TASK GOAL
Give the number of lines in the records below that include "этом", and nothing more.

DATA EXTRACT
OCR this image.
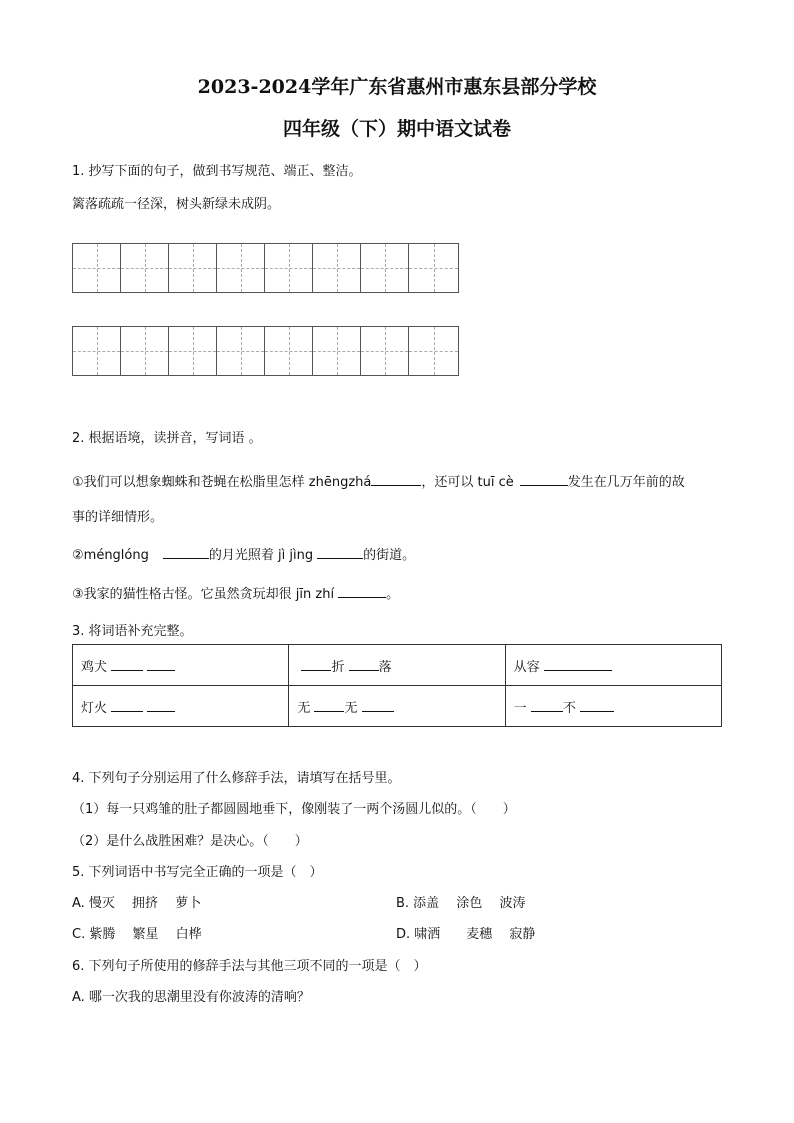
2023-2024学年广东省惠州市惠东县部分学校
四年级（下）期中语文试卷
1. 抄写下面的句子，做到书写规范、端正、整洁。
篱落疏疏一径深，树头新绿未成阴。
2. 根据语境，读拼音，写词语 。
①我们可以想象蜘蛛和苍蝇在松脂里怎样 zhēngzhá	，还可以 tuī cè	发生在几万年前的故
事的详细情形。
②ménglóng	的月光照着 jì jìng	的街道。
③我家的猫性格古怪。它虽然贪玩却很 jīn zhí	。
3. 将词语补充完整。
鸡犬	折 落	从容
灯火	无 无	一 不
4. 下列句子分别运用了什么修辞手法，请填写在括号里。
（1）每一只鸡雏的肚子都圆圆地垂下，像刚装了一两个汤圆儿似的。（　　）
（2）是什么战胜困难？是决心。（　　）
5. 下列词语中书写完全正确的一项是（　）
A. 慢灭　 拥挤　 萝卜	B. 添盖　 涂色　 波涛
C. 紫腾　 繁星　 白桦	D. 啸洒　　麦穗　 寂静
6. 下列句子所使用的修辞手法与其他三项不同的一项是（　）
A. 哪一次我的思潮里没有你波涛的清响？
---
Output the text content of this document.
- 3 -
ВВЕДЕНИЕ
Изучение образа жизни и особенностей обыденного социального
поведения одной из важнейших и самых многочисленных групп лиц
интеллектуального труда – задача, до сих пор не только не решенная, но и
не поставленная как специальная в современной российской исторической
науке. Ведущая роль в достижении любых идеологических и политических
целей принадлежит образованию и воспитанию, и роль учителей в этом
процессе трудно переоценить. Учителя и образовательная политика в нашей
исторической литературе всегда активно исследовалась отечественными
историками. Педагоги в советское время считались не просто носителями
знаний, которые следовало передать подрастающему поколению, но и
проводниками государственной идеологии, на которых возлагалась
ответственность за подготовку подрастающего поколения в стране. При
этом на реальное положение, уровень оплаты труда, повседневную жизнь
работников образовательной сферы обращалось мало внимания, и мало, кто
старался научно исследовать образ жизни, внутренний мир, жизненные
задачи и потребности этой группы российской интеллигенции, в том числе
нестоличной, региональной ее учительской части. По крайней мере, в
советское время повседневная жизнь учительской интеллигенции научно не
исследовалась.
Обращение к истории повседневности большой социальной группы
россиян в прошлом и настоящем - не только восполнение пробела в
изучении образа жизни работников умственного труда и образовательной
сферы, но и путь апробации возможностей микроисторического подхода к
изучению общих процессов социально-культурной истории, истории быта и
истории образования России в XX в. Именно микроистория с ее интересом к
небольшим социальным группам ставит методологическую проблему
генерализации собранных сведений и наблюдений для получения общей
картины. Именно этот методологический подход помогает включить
...
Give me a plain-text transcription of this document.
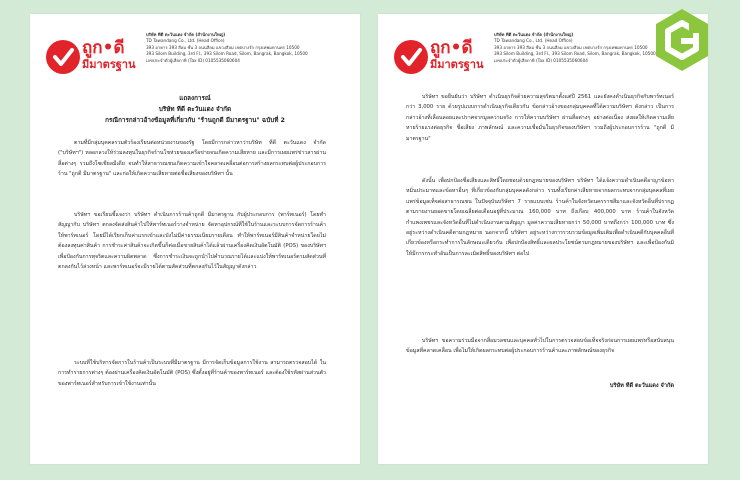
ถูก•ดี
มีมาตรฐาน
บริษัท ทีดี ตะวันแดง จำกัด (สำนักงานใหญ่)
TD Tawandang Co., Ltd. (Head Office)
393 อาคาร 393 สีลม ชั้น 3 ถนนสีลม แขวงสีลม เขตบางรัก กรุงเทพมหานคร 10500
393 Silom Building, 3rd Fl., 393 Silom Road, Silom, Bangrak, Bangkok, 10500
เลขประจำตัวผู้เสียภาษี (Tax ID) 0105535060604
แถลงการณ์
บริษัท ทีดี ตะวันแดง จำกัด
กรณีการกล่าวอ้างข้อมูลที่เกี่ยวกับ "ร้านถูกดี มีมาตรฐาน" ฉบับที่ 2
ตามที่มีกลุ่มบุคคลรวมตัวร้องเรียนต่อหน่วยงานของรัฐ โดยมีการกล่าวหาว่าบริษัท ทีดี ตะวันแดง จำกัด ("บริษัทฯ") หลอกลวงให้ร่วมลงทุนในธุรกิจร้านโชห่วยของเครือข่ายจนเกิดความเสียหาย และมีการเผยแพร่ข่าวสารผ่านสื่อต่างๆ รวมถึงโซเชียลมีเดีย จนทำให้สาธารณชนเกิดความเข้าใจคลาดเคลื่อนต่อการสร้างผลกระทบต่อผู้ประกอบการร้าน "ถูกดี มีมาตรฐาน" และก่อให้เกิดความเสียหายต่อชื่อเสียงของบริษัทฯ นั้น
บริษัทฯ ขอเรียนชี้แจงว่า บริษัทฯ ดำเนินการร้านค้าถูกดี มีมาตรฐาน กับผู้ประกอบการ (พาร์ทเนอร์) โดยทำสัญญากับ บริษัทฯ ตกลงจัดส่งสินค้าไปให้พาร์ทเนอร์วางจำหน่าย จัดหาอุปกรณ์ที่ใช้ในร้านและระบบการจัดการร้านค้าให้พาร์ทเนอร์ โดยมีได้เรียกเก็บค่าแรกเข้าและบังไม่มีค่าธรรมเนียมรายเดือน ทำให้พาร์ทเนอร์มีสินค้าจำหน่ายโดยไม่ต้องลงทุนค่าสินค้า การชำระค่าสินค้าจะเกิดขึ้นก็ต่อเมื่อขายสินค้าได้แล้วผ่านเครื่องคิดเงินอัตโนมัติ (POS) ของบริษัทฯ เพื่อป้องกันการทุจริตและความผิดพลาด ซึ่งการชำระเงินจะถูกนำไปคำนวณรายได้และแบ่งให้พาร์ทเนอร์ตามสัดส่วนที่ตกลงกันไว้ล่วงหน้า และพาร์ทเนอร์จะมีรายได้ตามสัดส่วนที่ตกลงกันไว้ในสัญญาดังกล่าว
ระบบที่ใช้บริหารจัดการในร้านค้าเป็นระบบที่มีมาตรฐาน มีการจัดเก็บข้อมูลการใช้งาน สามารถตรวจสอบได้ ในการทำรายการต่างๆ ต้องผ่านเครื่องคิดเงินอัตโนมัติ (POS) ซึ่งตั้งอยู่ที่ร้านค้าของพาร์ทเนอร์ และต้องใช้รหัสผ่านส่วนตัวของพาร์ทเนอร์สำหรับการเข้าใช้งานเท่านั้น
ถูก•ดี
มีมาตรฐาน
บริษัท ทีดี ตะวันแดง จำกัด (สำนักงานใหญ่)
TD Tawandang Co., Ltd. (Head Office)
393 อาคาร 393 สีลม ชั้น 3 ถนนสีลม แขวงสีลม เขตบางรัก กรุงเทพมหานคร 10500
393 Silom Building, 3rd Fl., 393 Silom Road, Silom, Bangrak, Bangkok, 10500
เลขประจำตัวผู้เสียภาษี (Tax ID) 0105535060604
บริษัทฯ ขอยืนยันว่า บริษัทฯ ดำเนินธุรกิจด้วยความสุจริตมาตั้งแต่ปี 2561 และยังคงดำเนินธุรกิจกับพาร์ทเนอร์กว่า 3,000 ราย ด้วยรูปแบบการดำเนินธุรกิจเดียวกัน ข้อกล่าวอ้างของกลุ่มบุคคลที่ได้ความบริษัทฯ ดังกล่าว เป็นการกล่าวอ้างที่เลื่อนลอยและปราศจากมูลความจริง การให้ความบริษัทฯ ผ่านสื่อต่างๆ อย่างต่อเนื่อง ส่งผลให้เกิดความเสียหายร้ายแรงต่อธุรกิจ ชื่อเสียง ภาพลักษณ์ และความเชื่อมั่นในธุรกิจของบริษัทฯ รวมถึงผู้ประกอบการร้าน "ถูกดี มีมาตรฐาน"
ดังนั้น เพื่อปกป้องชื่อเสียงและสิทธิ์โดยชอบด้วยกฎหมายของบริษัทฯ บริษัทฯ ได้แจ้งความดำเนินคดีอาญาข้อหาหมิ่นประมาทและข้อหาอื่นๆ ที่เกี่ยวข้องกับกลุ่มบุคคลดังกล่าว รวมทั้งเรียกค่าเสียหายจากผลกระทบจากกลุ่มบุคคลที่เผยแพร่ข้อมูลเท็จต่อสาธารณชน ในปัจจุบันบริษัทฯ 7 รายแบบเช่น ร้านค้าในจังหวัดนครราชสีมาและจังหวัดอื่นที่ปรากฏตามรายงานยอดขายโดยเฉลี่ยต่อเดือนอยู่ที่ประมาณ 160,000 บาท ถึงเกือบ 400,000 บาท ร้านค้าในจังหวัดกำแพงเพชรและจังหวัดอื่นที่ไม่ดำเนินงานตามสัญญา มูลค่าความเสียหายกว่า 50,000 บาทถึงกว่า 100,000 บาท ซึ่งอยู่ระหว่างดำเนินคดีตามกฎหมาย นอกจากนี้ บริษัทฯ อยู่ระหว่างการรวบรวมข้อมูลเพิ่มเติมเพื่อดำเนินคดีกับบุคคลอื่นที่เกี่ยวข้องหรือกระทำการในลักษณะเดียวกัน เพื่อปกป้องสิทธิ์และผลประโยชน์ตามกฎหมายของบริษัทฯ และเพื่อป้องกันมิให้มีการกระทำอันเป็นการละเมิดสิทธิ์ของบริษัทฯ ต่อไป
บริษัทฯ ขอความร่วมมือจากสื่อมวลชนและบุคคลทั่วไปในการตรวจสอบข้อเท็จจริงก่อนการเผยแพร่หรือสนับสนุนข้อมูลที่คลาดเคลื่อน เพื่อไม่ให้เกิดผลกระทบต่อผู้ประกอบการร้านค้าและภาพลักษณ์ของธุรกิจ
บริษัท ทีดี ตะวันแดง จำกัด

FULL RESPONSE
2